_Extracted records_

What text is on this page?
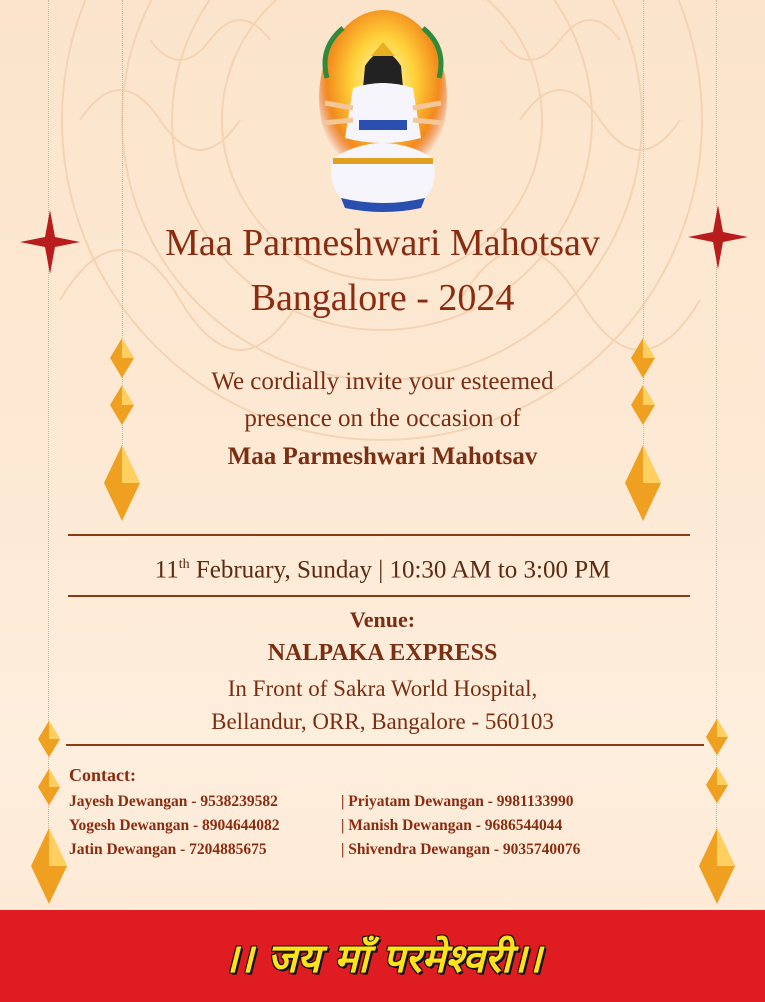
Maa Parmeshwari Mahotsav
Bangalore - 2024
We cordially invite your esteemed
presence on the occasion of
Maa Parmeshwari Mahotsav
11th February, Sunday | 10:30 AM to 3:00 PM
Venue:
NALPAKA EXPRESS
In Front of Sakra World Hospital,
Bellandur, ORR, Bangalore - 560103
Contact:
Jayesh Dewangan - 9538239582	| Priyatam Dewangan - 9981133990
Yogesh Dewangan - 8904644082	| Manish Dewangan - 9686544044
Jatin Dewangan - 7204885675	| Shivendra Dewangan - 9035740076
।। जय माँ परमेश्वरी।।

_WORK TO COMPLETE_
Write out each line again precisely as it appears, skipping every picture.

_SOLUTION_
What text is on this page?
Maa Parmeshwari Mahotsav
Bangalore - 2024
We cordially invite your esteemed
presence on the occasion of
Maa Parmeshwari Mahotsav
11th February, Sunday | 10:30 AM to 3:00 PM
Venue:
NALPAKA EXPRESS
In Front of Sakra World Hospital,
Bellandur, ORR, Bangalore - 560103
Contact:
Jayesh Dewangan - 9538239582	| Priyatam Dewangan - 9981133990
Yogesh Dewangan - 8904644082	| Manish Dewangan - 9686544044
Jatin Dewangan - 7204885675	| Shivendra Dewangan - 9035740076
।। जय माँ परमेश्वरी।।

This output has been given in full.